TEXT SEGMENT:

But what’s also happening faster than ever before is we’re exposing these influencer’s alt-right underpinnings. Snark forums like “r/myadventuretosnark” and “r/FundieSnarkUncensored”, while earning themselves warranted attention for their role in enabling online hate, also function as a means to unpick whether these figures are to be trusted. They remind us that though the digital sphere gives us unprecedented access into the lives of others, seeing their existence mediated through phone and computer screens means a lot is obscured too. One thing hidden from the dedicated followers of Sv3rige, for example, was that he stabbed four people as a teenager. And while we’re not sure that would even ruffle the feathers of his most ardent disciples, it might have helped remove that pedestal a tiny bit.

Is there a “right” way of spreading the word about whatever restrictive diet you’re promoting? Probably not. While the popularity of figures like Eddie Abbew (who claims to eat “between ten and sixteen eggs a day”) suggests we’ve got a hankering for a stripped-back approach, it’s dubious whether anyone without the right credentials should be recommending a highly restrictive diet. We’d favour a real back-to-basics ethos: drink water, don’t drink Tiffany Magee’s “electrolyte water”, get your five a day, and eat crisps in moderation. And avoid Sv3rige.

STATED PROBLEM 1: Print the records from their first line to the line that contains "row-label-manager: 会 場", including both of those lines.
The text and the records come from separate, unrelated sources.

SUPPLIED RECORDS:
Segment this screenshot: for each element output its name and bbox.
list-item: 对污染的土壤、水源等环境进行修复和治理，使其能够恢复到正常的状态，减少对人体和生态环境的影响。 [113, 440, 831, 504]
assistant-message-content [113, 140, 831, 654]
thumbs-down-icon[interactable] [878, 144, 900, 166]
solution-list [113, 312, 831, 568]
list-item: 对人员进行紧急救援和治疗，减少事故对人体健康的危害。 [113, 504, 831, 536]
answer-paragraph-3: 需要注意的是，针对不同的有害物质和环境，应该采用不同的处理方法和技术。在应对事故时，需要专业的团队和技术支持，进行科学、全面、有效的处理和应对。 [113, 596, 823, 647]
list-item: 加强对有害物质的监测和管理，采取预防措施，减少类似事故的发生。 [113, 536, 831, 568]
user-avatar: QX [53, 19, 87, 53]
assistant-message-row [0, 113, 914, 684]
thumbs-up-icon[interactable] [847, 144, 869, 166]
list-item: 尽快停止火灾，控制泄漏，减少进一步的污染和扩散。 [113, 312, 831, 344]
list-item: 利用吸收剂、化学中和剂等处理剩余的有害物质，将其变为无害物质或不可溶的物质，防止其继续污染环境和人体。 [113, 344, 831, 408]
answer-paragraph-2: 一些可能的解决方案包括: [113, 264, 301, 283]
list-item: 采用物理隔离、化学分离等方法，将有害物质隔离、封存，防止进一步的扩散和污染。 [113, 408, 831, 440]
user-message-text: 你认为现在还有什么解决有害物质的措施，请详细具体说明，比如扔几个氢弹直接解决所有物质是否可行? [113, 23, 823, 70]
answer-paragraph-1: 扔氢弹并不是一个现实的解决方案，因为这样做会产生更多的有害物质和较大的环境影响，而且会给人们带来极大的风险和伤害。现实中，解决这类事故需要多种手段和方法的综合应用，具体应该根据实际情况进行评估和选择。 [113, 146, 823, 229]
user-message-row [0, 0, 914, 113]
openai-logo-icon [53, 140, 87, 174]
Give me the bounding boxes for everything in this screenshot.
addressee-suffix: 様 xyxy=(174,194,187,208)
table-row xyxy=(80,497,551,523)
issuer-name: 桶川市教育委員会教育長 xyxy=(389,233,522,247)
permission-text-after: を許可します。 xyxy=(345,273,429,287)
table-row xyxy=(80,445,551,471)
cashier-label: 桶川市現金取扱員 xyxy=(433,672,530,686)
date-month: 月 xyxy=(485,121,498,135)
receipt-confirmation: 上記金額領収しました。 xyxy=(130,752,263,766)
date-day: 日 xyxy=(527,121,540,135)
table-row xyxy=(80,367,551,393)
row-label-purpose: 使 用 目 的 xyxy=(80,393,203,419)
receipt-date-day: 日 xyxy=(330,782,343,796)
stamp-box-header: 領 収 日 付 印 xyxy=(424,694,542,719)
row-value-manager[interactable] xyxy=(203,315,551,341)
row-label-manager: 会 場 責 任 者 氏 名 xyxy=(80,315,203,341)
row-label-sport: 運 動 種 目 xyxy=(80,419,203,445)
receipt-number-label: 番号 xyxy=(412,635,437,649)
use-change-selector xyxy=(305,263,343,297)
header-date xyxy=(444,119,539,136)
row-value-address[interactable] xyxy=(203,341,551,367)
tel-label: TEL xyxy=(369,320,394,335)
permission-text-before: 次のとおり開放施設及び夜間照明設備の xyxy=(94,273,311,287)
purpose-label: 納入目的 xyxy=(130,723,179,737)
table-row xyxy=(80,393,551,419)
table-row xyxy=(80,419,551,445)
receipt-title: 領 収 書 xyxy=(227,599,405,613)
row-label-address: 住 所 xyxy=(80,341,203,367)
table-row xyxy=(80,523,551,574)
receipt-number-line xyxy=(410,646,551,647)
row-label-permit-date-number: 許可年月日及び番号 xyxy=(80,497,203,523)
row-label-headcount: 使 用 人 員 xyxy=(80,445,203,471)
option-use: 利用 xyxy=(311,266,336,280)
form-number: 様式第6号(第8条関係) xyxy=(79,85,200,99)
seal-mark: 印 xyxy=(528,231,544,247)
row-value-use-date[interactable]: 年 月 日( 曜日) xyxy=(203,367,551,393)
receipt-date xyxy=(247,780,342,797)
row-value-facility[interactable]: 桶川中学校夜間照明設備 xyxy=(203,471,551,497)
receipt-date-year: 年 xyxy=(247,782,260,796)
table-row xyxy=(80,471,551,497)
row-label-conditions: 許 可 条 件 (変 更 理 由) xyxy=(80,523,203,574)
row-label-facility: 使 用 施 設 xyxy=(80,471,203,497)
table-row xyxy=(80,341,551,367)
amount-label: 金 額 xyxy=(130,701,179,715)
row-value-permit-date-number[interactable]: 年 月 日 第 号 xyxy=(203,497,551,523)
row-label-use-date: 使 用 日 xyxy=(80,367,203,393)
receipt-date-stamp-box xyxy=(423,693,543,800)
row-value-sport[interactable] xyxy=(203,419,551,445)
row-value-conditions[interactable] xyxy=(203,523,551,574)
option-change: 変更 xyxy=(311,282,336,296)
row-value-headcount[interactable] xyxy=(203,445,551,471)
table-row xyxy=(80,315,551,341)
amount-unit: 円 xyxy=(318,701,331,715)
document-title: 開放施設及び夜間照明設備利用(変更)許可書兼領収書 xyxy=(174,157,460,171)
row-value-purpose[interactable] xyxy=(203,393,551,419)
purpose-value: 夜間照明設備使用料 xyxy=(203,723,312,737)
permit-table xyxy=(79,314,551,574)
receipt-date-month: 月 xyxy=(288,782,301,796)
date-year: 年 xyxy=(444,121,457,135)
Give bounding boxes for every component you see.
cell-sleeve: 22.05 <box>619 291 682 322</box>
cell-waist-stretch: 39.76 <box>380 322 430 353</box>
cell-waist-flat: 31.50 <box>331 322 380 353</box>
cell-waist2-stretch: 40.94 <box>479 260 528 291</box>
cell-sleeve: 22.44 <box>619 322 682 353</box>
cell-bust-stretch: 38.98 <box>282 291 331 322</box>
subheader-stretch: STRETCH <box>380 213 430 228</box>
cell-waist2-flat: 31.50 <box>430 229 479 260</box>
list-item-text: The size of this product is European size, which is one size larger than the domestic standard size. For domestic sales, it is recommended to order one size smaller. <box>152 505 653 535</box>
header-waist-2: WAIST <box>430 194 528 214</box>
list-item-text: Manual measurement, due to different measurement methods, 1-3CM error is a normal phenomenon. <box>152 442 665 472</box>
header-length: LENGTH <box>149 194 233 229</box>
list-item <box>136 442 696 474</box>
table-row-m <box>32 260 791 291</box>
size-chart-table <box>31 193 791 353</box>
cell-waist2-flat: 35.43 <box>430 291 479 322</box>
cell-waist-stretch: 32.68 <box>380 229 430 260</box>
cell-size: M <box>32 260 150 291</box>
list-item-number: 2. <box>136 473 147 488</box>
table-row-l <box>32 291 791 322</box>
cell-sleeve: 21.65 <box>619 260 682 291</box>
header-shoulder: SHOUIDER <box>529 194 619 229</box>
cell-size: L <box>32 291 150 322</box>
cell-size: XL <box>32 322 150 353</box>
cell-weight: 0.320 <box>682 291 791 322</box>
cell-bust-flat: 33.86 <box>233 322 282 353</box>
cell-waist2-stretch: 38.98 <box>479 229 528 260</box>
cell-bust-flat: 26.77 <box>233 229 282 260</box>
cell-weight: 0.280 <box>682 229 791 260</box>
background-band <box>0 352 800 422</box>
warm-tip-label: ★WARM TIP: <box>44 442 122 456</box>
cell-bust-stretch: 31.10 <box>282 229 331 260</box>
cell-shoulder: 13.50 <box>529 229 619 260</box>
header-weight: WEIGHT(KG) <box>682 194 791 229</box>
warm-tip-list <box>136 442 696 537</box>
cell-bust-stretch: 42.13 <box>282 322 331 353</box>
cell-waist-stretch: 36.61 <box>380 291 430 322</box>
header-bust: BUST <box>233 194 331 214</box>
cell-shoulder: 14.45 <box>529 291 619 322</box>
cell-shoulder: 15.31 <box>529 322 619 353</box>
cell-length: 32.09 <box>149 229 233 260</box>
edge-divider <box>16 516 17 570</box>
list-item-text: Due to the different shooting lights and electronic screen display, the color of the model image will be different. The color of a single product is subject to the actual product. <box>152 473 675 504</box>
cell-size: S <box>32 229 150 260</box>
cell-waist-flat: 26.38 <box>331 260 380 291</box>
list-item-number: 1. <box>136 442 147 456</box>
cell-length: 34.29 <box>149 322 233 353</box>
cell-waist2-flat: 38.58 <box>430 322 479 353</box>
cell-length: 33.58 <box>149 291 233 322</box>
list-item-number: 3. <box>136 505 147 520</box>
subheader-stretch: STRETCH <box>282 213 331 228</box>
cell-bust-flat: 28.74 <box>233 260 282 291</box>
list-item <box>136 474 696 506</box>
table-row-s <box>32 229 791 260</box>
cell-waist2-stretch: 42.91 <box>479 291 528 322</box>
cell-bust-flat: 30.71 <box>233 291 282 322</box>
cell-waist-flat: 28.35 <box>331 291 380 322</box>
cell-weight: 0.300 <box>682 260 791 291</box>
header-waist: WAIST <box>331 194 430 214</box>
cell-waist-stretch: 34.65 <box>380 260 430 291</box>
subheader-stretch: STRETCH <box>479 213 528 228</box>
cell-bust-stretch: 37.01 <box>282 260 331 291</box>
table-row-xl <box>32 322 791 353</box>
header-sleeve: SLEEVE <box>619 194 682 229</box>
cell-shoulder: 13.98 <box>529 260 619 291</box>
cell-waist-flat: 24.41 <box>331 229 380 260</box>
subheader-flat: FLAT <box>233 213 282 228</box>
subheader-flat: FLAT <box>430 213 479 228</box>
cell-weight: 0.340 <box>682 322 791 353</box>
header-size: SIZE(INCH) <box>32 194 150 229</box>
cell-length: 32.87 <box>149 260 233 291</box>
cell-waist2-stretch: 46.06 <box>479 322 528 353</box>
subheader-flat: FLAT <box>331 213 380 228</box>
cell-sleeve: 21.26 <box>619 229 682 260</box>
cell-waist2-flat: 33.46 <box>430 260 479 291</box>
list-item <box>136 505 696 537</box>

STATED PROBLEM 2: In the text on diet influencers, how many eggs a day does Eddie Abbew claim to eat?

REPLY 1:
Segment this screenshot: for each element output its name and bbox.
list-item: 对污染的土壤、水源等环境进行修复和治理，使其能够恢复到正常的状态，减少对人体和生态环境的影响。 [113, 440, 831, 504]
assistant-message-content [113, 140, 831, 654]
thumbs-down-icon[interactable] [878, 144, 900, 166]
solution-list [113, 312, 831, 568]
list-item: 对人员进行紧急救援和治疗，减少事故对人体健康的危害。 [113, 504, 831, 536]
answer-paragraph-3: 需要注意的是，针对不同的有害物质和环境，应该采用不同的处理方法和技术。在应对事故时，需要专业的团队和技术支持，进行科学、全面、有效的处理和应对。 [113, 596, 823, 647]
list-item: 加强对有害物质的监测和管理，采取预防措施，减少类似事故的发生。 [113, 536, 831, 568]
user-avatar: QX [53, 19, 87, 53]
assistant-message-row [0, 113, 914, 684]
thumbs-up-icon[interactable] [847, 144, 869, 166]
list-item: 尽快停止火灾，控制泄漏，减少进一步的污染和扩散。 [113, 312, 831, 344]
list-item: 利用吸收剂、化学中和剂等处理剩余的有害物质，将其变为无害物质或不可溶的物质，防止其继续污染环境和人体。 [113, 344, 831, 408]
answer-paragraph-2: 一些可能的解决方案包括: [113, 264, 301, 283]
list-item: 采用物理隔离、化学分离等方法，将有害物质隔离、封存，防止进一步的扩散和污染。 [113, 408, 831, 440]
user-message-text: 你认为现在还有什么解决有害物质的措施，请详细具体说明，比如扔几个氢弹直接解决所有物质是否可行? [113, 23, 823, 70]
answer-paragraph-1: 扔氢弹并不是一个现实的解决方案，因为这样做会产生更多的有害物质和较大的环境影响，而且会给人们带来极大的风险和伤害。现实中，解决这类事故需要多种手段和方法的综合应用，具体应该根据实际情况进行评估和选择。 [113, 146, 823, 229]
user-message-row [0, 0, 914, 113]
openai-logo-icon [53, 140, 87, 174]
Give me the bounding boxes for everything in this screenshot.
addressee-suffix: 様 xyxy=(174,194,187,208)
table-row xyxy=(80,497,551,523)
issuer-name: 桶川市教育委員会教育長 xyxy=(389,233,522,247)
permission-text-after: を許可します。 xyxy=(345,273,429,287)
table-row xyxy=(80,445,551,471)
cashier-label: 桶川市現金取扱員 xyxy=(433,672,530,686)
date-month: 月 xyxy=(485,121,498,135)
receipt-confirmation: 上記金額領収しました。 xyxy=(130,752,263,766)
date-day: 日 xyxy=(527,121,540,135)
table-row xyxy=(80,367,551,393)
row-label-purpose: 使 用 目 的 xyxy=(80,393,203,419)
receipt-date-day: 日 xyxy=(330,782,343,796)
stamp-box-header: 領 収 日 付 印 xyxy=(424,694,542,719)
row-value-manager[interactable] xyxy=(203,315,551,341)
row-label-manager: 会 場 責 任 者 氏 名 xyxy=(80,315,203,341)

REPLY 2: Between ten and sixteen eggs a day.